■ **YOUR GOAL**
Retype the records that come next, word for word.

■ **EXTRACTED MATERIAL**
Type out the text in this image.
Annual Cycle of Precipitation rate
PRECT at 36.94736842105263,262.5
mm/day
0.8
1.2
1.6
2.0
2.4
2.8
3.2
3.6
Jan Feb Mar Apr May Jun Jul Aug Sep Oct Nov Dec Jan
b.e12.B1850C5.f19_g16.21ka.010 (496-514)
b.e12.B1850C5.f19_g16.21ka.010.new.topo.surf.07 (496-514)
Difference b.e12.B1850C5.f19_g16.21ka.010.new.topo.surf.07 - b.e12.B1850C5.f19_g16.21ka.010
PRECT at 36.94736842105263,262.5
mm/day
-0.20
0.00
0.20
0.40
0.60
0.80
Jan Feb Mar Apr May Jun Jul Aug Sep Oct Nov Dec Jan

■ **THE RESULT**
Type out the text in this image.
Annual Cycle of Precipitation rate
PRECT at 36.94736842105263,262.5
mm/day
0.8
1.2
1.6
2.0
2.4
2.8
3.2
3.6
Jan Feb Mar Apr May Jun Jul Aug Sep Oct Nov Dec Jan
b.e12.B1850C5.f19_g16.21ka.010 (496-514)
b.e12.B1850C5.f19_g16.21ka.010.new.topo.surf.07 (496-514)
Difference b.e12.B1850C5.f19_g16.21ka.010.new.topo.surf.07 - b.e12.B1850C5.f19_g16.21ka.010
PRECT at 36.94736842105263,262.5
mm/day
-0.20
0.00
0.20
0.40
0.60
0.80
Jan Feb Mar Apr May Jun Jul Aug Sep Oct Nov Dec Jan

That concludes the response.